**EXERCISE DESCRIPTION**
Copy out the records in full, word for word, without pictures.

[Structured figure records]
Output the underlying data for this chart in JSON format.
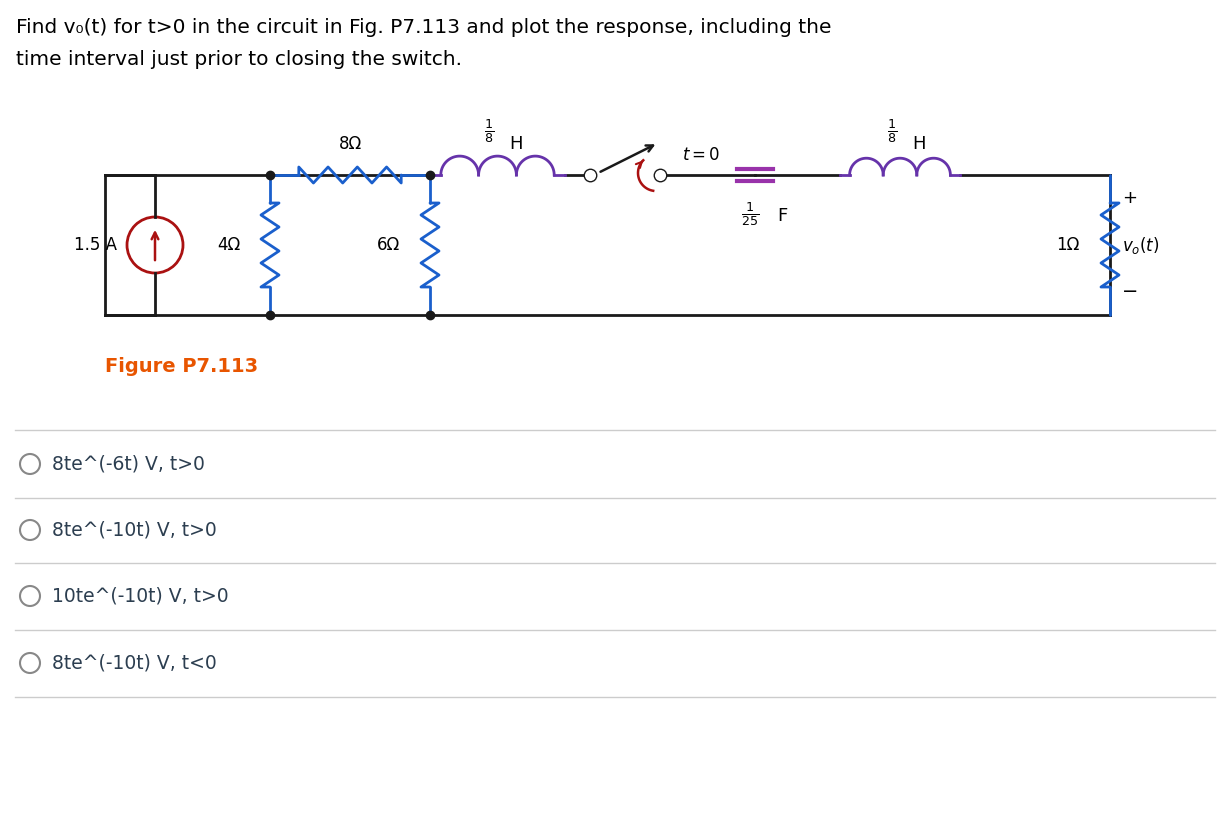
{
  "title_line1": "Find v₀(t) for t>0 in the circuit in Fig. P7.113 and plot the response, including the",
  "title_line2": "time interval just prior to closing the switch.",
  "figure_label": "Figure P7.113",
  "options": [
    "8te^(-6t) V, t>0",
    "8te^(-10t) V, t>0",
    "10te^(-10t) V, t>0",
    "8te^(-10t) V, t<0"
  ],
  "bg_color": "#ffffff",
  "text_color": "#000000",
  "figure_label_color": "#e85500",
  "wire_color": "#1a1a1a",
  "resistor_color": "#1a5fcc",
  "inductor_color": "#6633aa",
  "capacitor_color": "#9933aa",
  "cs_color": "#aa1111",
  "switch_color": "#1a1a1a",
  "switch_arc_color": "#aa1111",
  "option_circle_color": "#888888",
  "option_text_color": "#2c3e50",
  "sep_color": "#cccccc"
}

**RESPONSE FOR THIS EXERCISE**
Output the underlying data for this chart in JSON format.
{
  "title_line1": "Find v₀(t) for t>0 in the circuit in Fig. P7.113 and plot the response, including the",
  "title_line2": "time interval just prior to closing the switch.",
  "figure_label": "Figure P7.113",
  "options": [
    "8te^(-6t) V, t>0",
    "8te^(-10t) V, t>0",
    "10te^(-10t) V, t>0",
    "8te^(-10t) V, t<0"
  ],
  "bg_color": "#ffffff",
  "text_color": "#000000",
  "figure_label_color": "#e85500",
  "wire_color": "#1a1a1a",
  "resistor_color": "#1a5fcc",
  "inductor_color": "#6633aa",
  "capacitor_color": "#9933aa",
  "cs_color": "#aa1111",
  "switch_color": "#1a1a1a",
  "switch_arc_color": "#aa1111",
  "option_circle_color": "#888888",
  "option_text_color": "#2c3e50",
  "sep_color": "#cccccc"
}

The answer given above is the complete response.